| DIRECTIONS FOR THIS TASK |
Transcribe every line exactly and omit anything that is a picture.

## start STORED ROWS

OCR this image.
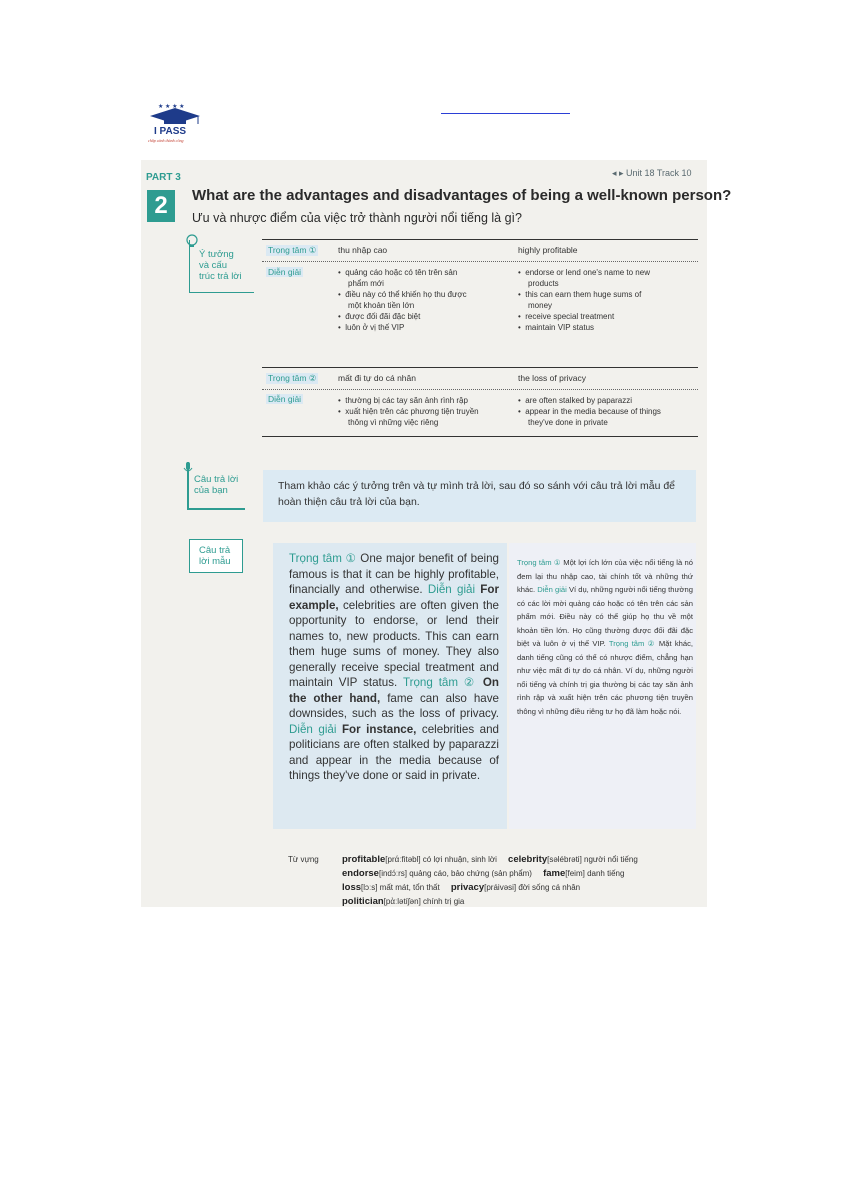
★ ★ ★ ★
I PASS
chắp cánh thành công
PART 3
2
◂ ▸ Unit 18 Track 10
What are the advantages and disadvantages of being a well-known person?
Ưu và nhược điểm của việc trở thành người nổi tiếng là gì?
Ý tưởng
và cấu
trúc trả lời
Trọng tâm ①	thu nhập cao	highly profitable
Diễn giải	•  quảng cáo hoặc có tên trên sản
phẩm mới
•  điều này có thể khiến họ thu được
một khoản tiền lớn
•  được đối đãi đặc biệt
•  luôn ở vị thế VIP
•  endorse or lend one's name to new
products
•  this can earn them huge sums of
money
•  receive special treatment
•  maintain VIP status
Trọng tâm ②	mất đi tự do cá nhân	the loss of privacy
Diễn giải	•  thường bị các tay săn ảnh rình rập
•  xuất hiện trên các phương tiện truyền
thông vì những việc riêng
•  are often stalked by paparazzi
•  appear in the media because of things
they've done in private
Câu trả lời
của bạn	Tham khảo các ý tưởng trên và tự mình trả lời, sau đó so sánh với câu trả lời mẫu để hoàn thiện câu trả lời của bạn.
Câu trả
lời mẫu	Trọng tâm ① One major benefit of being famous is that it can be highly profitable, financially and otherwise. Diễn giải For example, celebrities are often given the opportunity to endorse, or lend their names to, new products. This can earn them huge sums of money. They also generally receive special treatment and maintain VIP status. Trọng tâm ② On the other hand, fame can also have downsides, such as the loss of privacy. Diễn giải For instance, celebrities and politicians are often stalked by paparazzi and appear in the media because of things they've done or said in private.
Trọng tâm ① Một lợi ích lớn của việc nổi tiếng là nó đem lại thu nhập cao, tài chính tốt và những thứ khác. Diễn giải Ví dụ, những người nổi tiếng thường có các lời mời quảng cáo hoặc có tên trên các sản phẩm mới. Điều này có thể giúp họ thu về một khoản tiền lớn. Họ cũng thường được đối đãi đặc biệt và luôn ở vị thế VIP. Trọng tâm ② Mặt khác, danh tiếng cũng có thể có nhược điểm, chẳng hạn như việc mất đi tự do cá nhân. Ví dụ, những người nổi tiếng và chính trị gia thường bị các tay săn ảnh rình rập và xuất hiện trên các phương tiện truyền thông vì những điều riêng tư họ đã làm hoặc nói.
Từ vựng profitable[prάːfitəbl] có lợi nhuận, sinh lời celebrity[səlébrəti] người nổi tiếng
endorse[indɔ́ːrs] quảng cáo, bảo chứng (sản phẩm) fame[feim] danh tiếng
loss[lɔːs] mất mát, tổn thất privacy[práivəsi] đời sống cá nhân
politician[pὰːlətíʃən] chính trị gia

## end STORED ROWS

| WRITTEN ANSWER |
OCR this image.
★ ★ ★ ★
I PASS
chắp cánh thành công
PART 3
2
◂ ▸ Unit 18 Track 10
What are the advantages and disadvantages of being a well-known person?
Ưu và nhược điểm của việc trở thành người nổi tiếng là gì?
Ý tưởng
và cấu
trúc trả lời
Trọng tâm ①	thu nhập cao	highly profitable
Diễn giải	•  quảng cáo hoặc có tên trên sản
phẩm mới
•  điều này có thể khiến họ thu được
một khoản tiền lớn
•  được đối đãi đặc biệt
•  luôn ở vị thế VIP
•  endorse or lend one's name to new
products
•  this can earn them huge sums of
money
•  receive special treatment
•  maintain VIP status
Trọng tâm ②	mất đi tự do cá nhân	the loss of privacy
Diễn giải	•  thường bị các tay săn ảnh rình rập
•  xuất hiện trên các phương tiện truyền
thông vì những việc riêng
•  are often stalked by paparazzi
•  appear in the media because of things
they've done in private
Câu trả lời
của bạn	Tham khảo các ý tưởng trên và tự mình trả lời, sau đó so sánh với câu trả lời mẫu để hoàn thiện câu trả lời của bạn.
Câu trả
lời mẫu	Trọng tâm ① One major benefit of being famous is that it can be highly profitable, financially and otherwise. Diễn giải For example, celebrities are often given the opportunity to endorse, or lend their names to, new products. This can earn them huge sums of money. They also generally receive special treatment and maintain VIP status. Trọng tâm ② On the other hand, fame can also have downsides, such as the loss of privacy. Diễn giải For instance, celebrities and politicians are often stalked by paparazzi and appear in the media because of things they've done or said in private.
Trọng tâm ① Một lợi ích lớn của việc nổi tiếng là nó đem lại thu nhập cao, tài chính tốt và những thứ khác. Diễn giải Ví dụ, những người nổi tiếng thường có các lời mời quảng cáo hoặc có tên trên các sản phẩm mới. Điều này có thể giúp họ thu về một khoản tiền lớn. Họ cũng thường được đối đãi đặc biệt và luôn ở vị thế VIP. Trọng tâm ② Mặt khác, danh tiếng cũng có thể có nhược điểm, chẳng hạn như việc mất đi tự do cá nhân. Ví dụ, những người nổi tiếng và chính trị gia thường bị các tay săn ảnh rình rập và xuất hiện trên các phương tiện truyền thông vì những điều riêng tư họ đã làm hoặc nói.
Từ vựng profitable[prάːfitəbl] có lợi nhuận, sinh lời celebrity[səlébrəti] người nổi tiếng
endorse[indɔ́ːrs] quảng cáo, bảo chứng (sản phẩm) fame[feim] danh tiếng
loss[lɔːs] mất mát, tổn thất privacy[práivəsi] đời sống cá nhân
politician[pὰːlətíʃən] chính trị gia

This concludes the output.